--- begin EXTRACTED INFORMATION ---

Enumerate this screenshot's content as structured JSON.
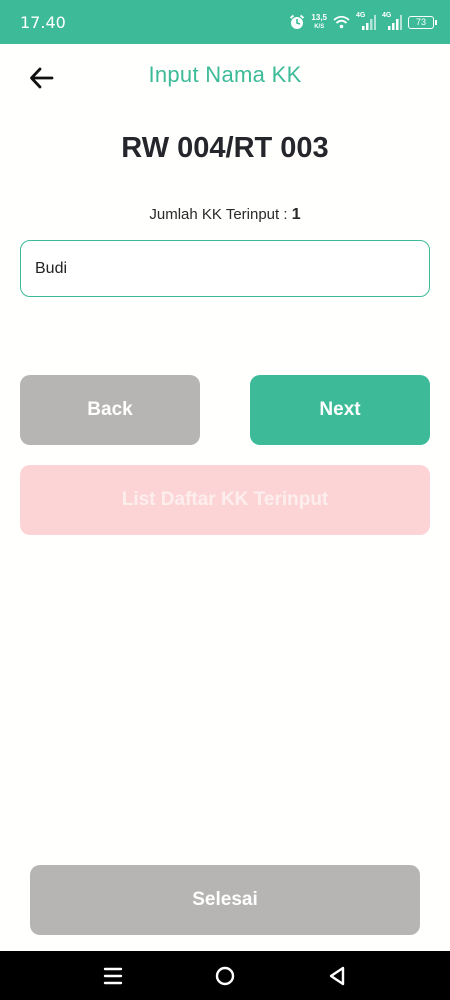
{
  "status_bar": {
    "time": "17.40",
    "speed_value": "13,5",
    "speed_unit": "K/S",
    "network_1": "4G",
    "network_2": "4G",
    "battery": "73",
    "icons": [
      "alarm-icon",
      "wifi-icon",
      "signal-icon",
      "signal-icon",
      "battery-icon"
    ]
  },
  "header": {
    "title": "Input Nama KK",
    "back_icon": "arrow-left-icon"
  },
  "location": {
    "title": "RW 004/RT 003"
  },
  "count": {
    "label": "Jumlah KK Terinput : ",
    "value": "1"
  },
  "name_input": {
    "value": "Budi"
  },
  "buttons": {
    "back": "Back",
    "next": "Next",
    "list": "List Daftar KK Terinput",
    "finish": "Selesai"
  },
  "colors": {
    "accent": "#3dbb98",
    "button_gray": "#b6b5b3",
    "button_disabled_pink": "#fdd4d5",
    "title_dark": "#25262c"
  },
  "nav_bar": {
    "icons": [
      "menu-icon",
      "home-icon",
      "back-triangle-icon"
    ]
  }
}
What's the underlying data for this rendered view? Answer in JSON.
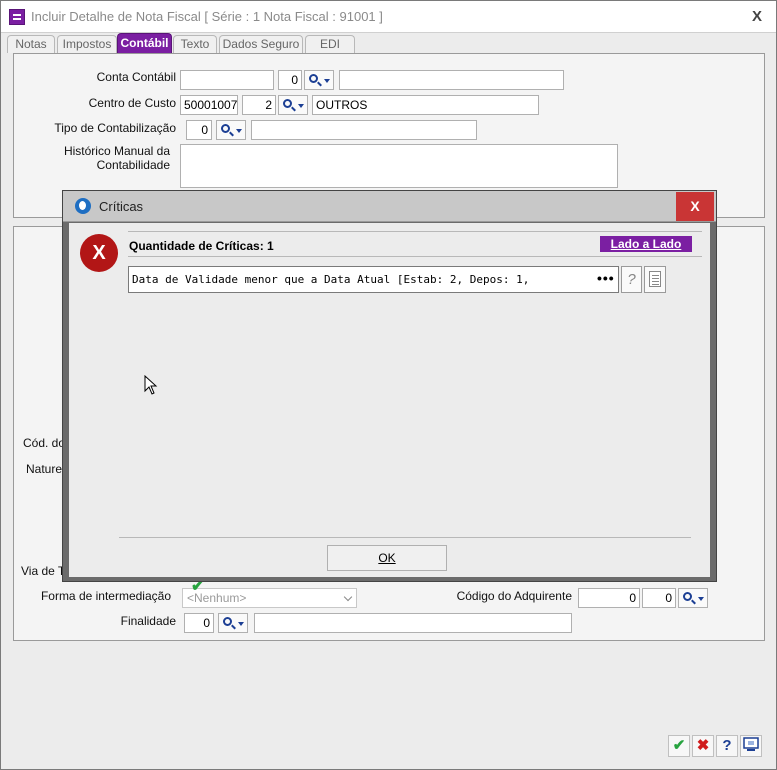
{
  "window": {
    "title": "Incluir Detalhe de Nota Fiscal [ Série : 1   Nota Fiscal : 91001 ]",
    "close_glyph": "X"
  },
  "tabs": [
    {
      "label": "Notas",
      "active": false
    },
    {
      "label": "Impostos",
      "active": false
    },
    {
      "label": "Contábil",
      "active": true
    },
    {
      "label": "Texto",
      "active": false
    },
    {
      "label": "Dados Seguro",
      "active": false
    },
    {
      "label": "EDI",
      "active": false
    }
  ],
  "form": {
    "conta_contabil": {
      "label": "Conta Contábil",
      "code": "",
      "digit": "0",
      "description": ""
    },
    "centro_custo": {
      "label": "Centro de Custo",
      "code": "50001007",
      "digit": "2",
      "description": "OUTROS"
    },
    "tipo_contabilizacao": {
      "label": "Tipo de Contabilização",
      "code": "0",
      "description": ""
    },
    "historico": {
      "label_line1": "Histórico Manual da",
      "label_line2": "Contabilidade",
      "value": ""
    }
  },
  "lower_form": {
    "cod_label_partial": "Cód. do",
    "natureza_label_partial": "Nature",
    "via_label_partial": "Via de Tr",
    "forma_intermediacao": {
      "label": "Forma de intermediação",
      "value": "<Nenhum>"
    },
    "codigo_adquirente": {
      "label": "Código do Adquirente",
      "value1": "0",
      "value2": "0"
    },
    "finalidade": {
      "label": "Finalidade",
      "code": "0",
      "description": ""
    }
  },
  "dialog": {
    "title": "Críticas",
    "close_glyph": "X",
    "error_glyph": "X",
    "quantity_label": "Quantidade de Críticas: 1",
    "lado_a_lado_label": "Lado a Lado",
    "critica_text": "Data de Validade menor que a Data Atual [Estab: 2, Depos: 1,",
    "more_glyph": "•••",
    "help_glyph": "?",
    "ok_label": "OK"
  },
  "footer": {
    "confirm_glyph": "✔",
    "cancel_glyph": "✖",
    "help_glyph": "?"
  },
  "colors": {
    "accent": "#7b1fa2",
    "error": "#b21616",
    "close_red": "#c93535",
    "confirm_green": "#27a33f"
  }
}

--- end EXTRACTED INFORMATION ---

__GIVEN TASK__
Repeat the listing in full and exactly. Do not include any images.

__SOLUTION FOR THIS EXERCISE__
Enumerate this screenshot's content as structured JSON.
{
  "status_bar": {
    "time": "17.40",
    "speed_value": "13,5",
    "speed_unit": "K/S",
    "network_1": "4G",
    "network_2": "4G",
    "battery": "73",
    "icons": [
      "alarm-icon",
      "wifi-icon",
      "signal-icon",
      "signal-icon",
      "battery-icon"
    ]
  },
  "header": {
    "title": "Input Nama KK",
    "back_icon": "arrow-left-icon"
  },
  "location": {
    "title": "RW 004/RT 003"
  },
  "count": {
    "label": "Jumlah KK Terinput : ",
    "value": "1"
  },
  "name_input": {
    "value": "Budi"
  },
  "buttons": {
    "back": "Back",
    "next": "Next",
    "list": "List Daftar KK Terinput",
    "finish": "Selesai"
  },
  "colors": {
    "accent": "#3dbb98",
    "button_gray": "#b6b5b3",
    "button_disabled_pink": "#fdd4d5",
    "title_dark": "#25262c"
  },
  "nav_bar": {
    "icons": [
      "menu-icon",
      "home-icon",
      "back-triangle-icon"
    ]
  }
}
What's the underlying data for this rendered view? Answer in JSON.
{
  "window": {
    "title": "Incluir Detalhe de Nota Fiscal [ Série : 1   Nota Fiscal : 91001 ]",
    "close_glyph": "X"
  },
  "tabs": [
    {
      "label": "Notas",
      "active": false
    },
    {
      "label": "Impostos",
      "active": false
    },
    {
      "label": "Contábil",
      "active": true
    },
    {
      "label": "Texto",
      "active": false
    },
    {
      "label": "Dados Seguro",
      "active": false
    },
    {
      "label": "EDI",
      "active": false
    }
  ],
  "form": {
    "conta_contabil": {
      "label": "Conta Contábil",
      "code": "",
      "digit": "0",
      "description": ""
    },
    "centro_custo": {
      "label": "Centro de Custo",
      "code": "50001007",
      "digit": "2",
      "description": "OUTROS"
    },
    "tipo_contabilizacao": {
      "label": "Tipo de Contabilização",
      "code": "0",
      "description": ""
    },
    "historico": {
      "label_line1": "Histórico Manual da",
      "label_line2": "Contabilidade",
      "value": ""
    }
  },
  "lower_form": {
    "cod_label_partial": "Cód. do",
    "natureza_label_partial": "Nature",
    "via_label_partial": "Via de Tr",
    "forma_intermediacao": {
      "label": "Forma de intermediação",
      "value": "<Nenhum>"
    },
    "codigo_adquirente": {
      "label": "Código do Adquirente",
      "value1": "0",
      "value2": "0"
    },
    "finalidade": {
      "label": "Finalidade",
      "code": "0",
      "description": ""
    }
  },
  "dialog": {
    "title": "Críticas",
    "close_glyph": "X",
    "error_glyph": "X",
    "quantity_label": "Quantidade de Críticas: 1",
    "lado_a_lado_label": "Lado a Lado",
    "critica_text": "Data de Validade menor que a Data Atual [Estab: 2, Depos: 1,",
    "more_glyph": "•••",
    "help_glyph": "?",
    "ok_label": "OK"
  },
  "footer": {
    "confirm_glyph": "✔",
    "cancel_glyph": "✖",
    "help_glyph": "?"
  },
  "colors": {
    "accent": "#7b1fa2",
    "error": "#b21616",
    "close_red": "#c93535",
    "confirm_green": "#27a33f"
  }
}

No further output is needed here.